◆ Request
Can the data below be set down again exactly, line for line?

◆ Data provided
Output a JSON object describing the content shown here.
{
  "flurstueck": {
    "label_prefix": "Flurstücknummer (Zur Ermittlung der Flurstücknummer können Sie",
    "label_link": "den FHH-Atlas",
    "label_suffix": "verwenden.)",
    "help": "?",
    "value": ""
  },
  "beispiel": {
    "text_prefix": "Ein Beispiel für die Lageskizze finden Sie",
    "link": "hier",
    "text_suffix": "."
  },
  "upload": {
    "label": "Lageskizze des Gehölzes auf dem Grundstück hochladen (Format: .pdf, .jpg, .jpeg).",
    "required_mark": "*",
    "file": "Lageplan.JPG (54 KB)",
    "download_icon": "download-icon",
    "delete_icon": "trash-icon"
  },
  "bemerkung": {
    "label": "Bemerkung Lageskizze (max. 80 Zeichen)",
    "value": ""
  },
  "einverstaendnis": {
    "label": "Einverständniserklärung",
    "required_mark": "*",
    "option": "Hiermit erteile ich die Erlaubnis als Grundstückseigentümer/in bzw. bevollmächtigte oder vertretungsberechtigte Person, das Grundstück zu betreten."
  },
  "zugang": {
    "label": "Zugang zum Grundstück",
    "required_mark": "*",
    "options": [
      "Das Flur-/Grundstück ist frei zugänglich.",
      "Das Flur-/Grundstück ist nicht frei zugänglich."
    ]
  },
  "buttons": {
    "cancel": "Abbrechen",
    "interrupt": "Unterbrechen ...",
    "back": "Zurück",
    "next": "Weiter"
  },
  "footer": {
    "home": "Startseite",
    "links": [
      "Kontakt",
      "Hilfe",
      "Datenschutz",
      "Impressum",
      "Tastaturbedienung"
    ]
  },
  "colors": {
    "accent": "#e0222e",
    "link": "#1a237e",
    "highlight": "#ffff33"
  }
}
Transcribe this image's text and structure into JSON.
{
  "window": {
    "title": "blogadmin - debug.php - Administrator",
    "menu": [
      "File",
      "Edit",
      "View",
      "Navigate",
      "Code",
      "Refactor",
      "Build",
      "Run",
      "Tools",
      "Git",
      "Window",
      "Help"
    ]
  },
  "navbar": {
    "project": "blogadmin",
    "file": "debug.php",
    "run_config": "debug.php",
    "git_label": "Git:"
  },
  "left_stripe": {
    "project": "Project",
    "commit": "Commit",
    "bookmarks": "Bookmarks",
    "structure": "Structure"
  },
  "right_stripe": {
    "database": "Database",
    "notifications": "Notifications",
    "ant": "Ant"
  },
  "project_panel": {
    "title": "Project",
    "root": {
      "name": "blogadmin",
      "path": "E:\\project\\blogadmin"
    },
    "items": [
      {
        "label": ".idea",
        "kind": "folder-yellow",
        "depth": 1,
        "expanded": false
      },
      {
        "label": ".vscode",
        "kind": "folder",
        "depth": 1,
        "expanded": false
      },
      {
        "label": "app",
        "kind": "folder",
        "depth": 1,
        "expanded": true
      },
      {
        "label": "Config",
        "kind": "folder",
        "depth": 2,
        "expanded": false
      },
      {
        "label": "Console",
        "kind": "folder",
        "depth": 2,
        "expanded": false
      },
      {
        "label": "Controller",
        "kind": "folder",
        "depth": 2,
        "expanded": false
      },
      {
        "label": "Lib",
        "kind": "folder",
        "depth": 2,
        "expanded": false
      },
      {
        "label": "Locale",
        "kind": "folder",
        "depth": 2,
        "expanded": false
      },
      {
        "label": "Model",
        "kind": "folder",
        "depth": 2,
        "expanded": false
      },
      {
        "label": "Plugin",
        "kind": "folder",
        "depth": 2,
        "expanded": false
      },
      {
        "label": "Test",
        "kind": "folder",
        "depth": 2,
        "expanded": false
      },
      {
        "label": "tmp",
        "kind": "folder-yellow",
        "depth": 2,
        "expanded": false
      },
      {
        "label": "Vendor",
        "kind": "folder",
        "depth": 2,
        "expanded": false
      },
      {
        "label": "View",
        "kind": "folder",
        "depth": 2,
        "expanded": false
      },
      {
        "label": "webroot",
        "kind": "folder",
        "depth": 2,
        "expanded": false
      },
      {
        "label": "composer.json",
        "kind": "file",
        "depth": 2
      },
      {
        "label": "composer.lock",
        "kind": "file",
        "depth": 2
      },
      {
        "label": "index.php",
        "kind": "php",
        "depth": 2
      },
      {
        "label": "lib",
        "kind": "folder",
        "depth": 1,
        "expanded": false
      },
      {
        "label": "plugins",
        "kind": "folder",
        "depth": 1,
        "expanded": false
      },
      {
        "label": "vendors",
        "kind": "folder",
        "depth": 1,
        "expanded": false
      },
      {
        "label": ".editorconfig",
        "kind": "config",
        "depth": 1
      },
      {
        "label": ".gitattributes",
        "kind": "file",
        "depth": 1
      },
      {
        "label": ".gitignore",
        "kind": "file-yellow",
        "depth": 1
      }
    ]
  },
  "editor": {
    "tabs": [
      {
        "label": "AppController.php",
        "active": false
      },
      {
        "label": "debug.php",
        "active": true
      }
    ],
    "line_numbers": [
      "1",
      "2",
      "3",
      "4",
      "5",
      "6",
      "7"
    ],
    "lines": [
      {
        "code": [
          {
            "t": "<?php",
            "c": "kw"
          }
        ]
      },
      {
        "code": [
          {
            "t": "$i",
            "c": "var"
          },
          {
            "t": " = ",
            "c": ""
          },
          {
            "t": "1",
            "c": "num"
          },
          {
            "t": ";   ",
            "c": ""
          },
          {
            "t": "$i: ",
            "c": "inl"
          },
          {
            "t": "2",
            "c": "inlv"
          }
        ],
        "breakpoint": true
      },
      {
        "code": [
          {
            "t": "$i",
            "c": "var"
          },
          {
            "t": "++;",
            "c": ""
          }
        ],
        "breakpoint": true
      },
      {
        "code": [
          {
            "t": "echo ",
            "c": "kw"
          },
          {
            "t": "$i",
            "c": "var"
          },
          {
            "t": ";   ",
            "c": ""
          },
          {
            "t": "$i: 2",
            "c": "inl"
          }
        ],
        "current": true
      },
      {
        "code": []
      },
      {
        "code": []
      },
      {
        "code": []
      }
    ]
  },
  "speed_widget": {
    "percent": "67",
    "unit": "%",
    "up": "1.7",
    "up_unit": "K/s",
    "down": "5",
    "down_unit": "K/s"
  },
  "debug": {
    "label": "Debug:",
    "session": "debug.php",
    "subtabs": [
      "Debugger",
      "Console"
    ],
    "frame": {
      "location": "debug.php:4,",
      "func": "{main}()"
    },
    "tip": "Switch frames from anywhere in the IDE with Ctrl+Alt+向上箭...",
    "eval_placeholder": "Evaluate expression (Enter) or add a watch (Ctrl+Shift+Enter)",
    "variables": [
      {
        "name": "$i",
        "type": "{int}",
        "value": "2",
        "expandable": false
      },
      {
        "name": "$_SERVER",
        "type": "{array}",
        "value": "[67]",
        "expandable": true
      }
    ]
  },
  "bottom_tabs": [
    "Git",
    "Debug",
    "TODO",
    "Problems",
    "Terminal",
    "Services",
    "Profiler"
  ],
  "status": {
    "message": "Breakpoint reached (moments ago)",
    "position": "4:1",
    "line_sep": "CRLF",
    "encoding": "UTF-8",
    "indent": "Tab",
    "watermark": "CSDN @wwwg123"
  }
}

◆ Answer to this problem
Output a JSON object describing the content shown here.
{
  "flurstueck": {
    "label_prefix": "Flurstücknummer (Zur Ermittlung der Flurstücknummer können Sie",
    "label_link": "den FHH-Atlas",
    "label_suffix": "verwenden.)",
    "help": "?",
    "value": ""
  },
  "beispiel": {
    "text_prefix": "Ein Beispiel für die Lageskizze finden Sie",
    "link": "hier",
    "text_suffix": "."
  },
  "upload": {
    "label": "Lageskizze des Gehölzes auf dem Grundstück hochladen (Format: .pdf, .jpg, .jpeg).",
    "required_mark": "*",
    "file": "Lageplan.JPG (54 KB)",
    "download_icon": "download-icon",
    "delete_icon": "trash-icon"
  },
  "bemerkung": {
    "label": "Bemerkung Lageskizze (max. 80 Zeichen)",
    "value": ""
  },
  "einverstaendnis": {
    "label": "Einverständniserklärung",
    "required_mark": "*",
    "option": "Hiermit erteile ich die Erlaubnis als Grundstückseigentümer/in bzw. bevollmächtigte oder vertretungsberechtigte Person, das Grundstück zu betreten."
  },
  "zugang": {
    "label": "Zugang zum Grundstück",
    "required_mark": "*",
    "options": [
      "Das Flur-/Grundstück ist frei zugänglich.",
      "Das Flur-/Grundstück ist nicht frei zugänglich."
    ]
  },
  "buttons": {
    "cancel": "Abbrechen",
    "interrupt": "Unterbrechen ...",
    "back": "Zurück",
    "next": "Weiter"
  },
  "footer": {
    "home": "Startseite",
    "links": [
      "Kontakt",
      "Hilfe",
      "Datenschutz",
      "Impressum",
      "Tastaturbedienung"
    ]
  },
  "colors": {
    "accent": "#e0222e",
    "link": "#1a237e",
    "highlight": "#ffff33"
  }
}
Transcribe this image's text and structure into JSON.
{
  "window": {
    "title": "blogadmin - debug.php - Administrator",
    "menu": [
      "File",
      "Edit",
      "View",
      "Navigate",
      "Code",
      "Refactor",
      "Build",
      "Run",
      "Tools",
      "Git",
      "Window",
      "Help"
    ]
  },
  "navbar": {
    "project": "blogadmin",
    "file": "debug.php",
    "run_config": "debug.php",
    "git_label": "Git:"
  },
  "left_stripe": {
    "project": "Project",
    "commit": "Commit",
    "bookmarks": "Bookmarks",
    "structure": "Structure"
  },
  "right_stripe": {
    "database": "Database",
    "notifications": "Notifications",
    "ant": "Ant"
  },
  "project_panel": {
    "title": "Project",
    "root": {
      "name": "blogadmin",
      "path": "E:\\project\\blogadmin"
    },
    "items": [
      {
        "label": ".idea",
        "kind": "folder-yellow",
        "depth": 1,
        "expanded": false
      },
      {
        "label": ".vscode",
        "kind": "folder",
        "depth": 1,
        "expanded": false
      },
      {
        "label": "app",
        "kind": "folder",
        "depth": 1,
        "expanded": true
      },
      {
        "label": "Config",
        "kind": "folder",
        "depth": 2,
        "expanded": false
      },
      {
        "label": "Console",
        "kind": "folder",
        "depth": 2,
        "expanded": false
      },
      {
        "label": "Controller",
        "kind": "folder",
        "depth": 2,
        "expanded": false
      },
      {
        "label": "Lib",
        "kind": "folder",
        "depth": 2,
        "expanded": false
      },
      {
        "label": "Locale",
        "kind": "folder",
        "depth": 2,
        "expanded": false
      },
      {
        "label": "Model",
        "kind": "folder",
        "depth": 2,
        "expanded": false
      },
      {
        "label": "Plugin",
        "kind": "folder",
        "depth": 2,
        "expanded": false
      },
      {
        "label": "Test",
        "kind": "folder",
        "depth": 2,
        "expanded": false
      },
      {
        "label": "tmp",
        "kind": "folder-yellow",
        "depth": 2,
        "expanded": false
      },
      {
        "label": "Vendor",
        "kind": "folder",
        "depth": 2,
        "expanded": false
      },
      {
        "label": "View",
        "kind": "folder",
        "depth": 2,
        "expanded": false
      },
      {
        "label": "webroot",
        "kind": "folder",
        "depth": 2,
        "expanded": false
      },
      {
        "label": "composer.json",
        "kind": "file",
        "depth": 2
      },
      {
        "label": "composer.lock",
        "kind": "file",
        "depth": 2
      },
      {
        "label": "index.php",
        "kind": "php",
        "depth": 2
      },
      {
        "label": "lib",
        "kind": "folder",
        "depth": 1,
        "expanded": false
      },
      {
        "label": "plugins",
        "kind": "folder",
        "depth": 1,
        "expanded": false
      },
      {
        "label": "vendors",
        "kind": "folder",
        "depth": 1,
        "expanded": false
      },
      {
        "label": ".editorconfig",
        "kind": "config",
        "depth": 1
      },
      {
        "label": ".gitattributes",
        "kind": "file",
        "depth": 1
      },
      {
        "label": ".gitignore",
        "kind": "file-yellow",
        "depth": 1
      }
    ]
  },
  "editor": {
    "tabs": [
      {
        "label": "AppController.php",
        "active": false
      },
      {
        "label": "debug.php",
        "active": true
      }
    ],
    "line_numbers": [
      "1",
      "2",
      "3",
      "4",
      "5",
      "6",
      "7"
    ],
    "lines": [
      {
        "code": [
          {
            "t": "<?php",
            "c": "kw"
          }
        ]
      },
      {
        "code": [
          {
            "t": "$i",
            "c": "var"
          },
          {
            "t": " = ",
            "c": ""
          },
          {
            "t": "1",
            "c": "num"
          },
          {
            "t": ";   ",
            "c": ""
          },
          {
            "t": "$i: ",
            "c": "inl"
          },
          {
            "t": "2",
            "c": "inlv"
          }
        ],
        "breakpoint": true
      },
      {
        "code": [
          {
            "t": "$i",
            "c": "var"
          },
          {
            "t": "++;",
            "c": ""
          }
        ],
        "breakpoint": true
      },
      {
        "code": [
          {
            "t": "echo ",
            "c": "kw"
          },
          {
            "t": "$i",
            "c": "var"
          },
          {
            "t": ";   ",
            "c": ""
          },
          {
            "t": "$i: 2",
            "c": "inl"
          }
        ],
        "current": true
      },
      {
        "code": []
      },
      {
        "code": []
      },
      {
        "code": []
      }
    ]
  },
  "speed_widget": {
    "percent": "67",
    "unit": "%",
    "up": "1.7",
    "up_unit": "K/s",
    "down": "5",
    "down_unit": "K/s"
  },
  "debug": {
    "label": "Debug:",
    "session": "debug.php",
    "subtabs": [
      "Debugger",
      "Console"
    ],
    "frame": {
      "location": "debug.php:4,",
      "func": "{main}()"
    },
    "tip": "Switch frames from anywhere in the IDE with Ctrl+Alt+向上箭...",
    "eval_placeholder": "Evaluate expression (Enter) or add a watch (Ctrl+Shift+Enter)",
    "variables": [
      {
        "name": "$i",
        "type": "{int}",
        "value": "2",
        "expandable": false
      },
      {
        "name": "$_SERVER",
        "type": "{array}",
        "value": "[67]",
        "expandable": true
      }
    ]
  },
  "bottom_tabs": [
    "Git",
    "Debug",
    "TODO",
    "Problems",
    "Terminal",
    "Services",
    "Profiler"
  ],
  "status": {
    "message": "Breakpoint reached (moments ago)",
    "position": "4:1",
    "line_sep": "CRLF",
    "encoding": "UTF-8",
    "indent": "Tab",
    "watermark": "CSDN @wwwg123"
  }
}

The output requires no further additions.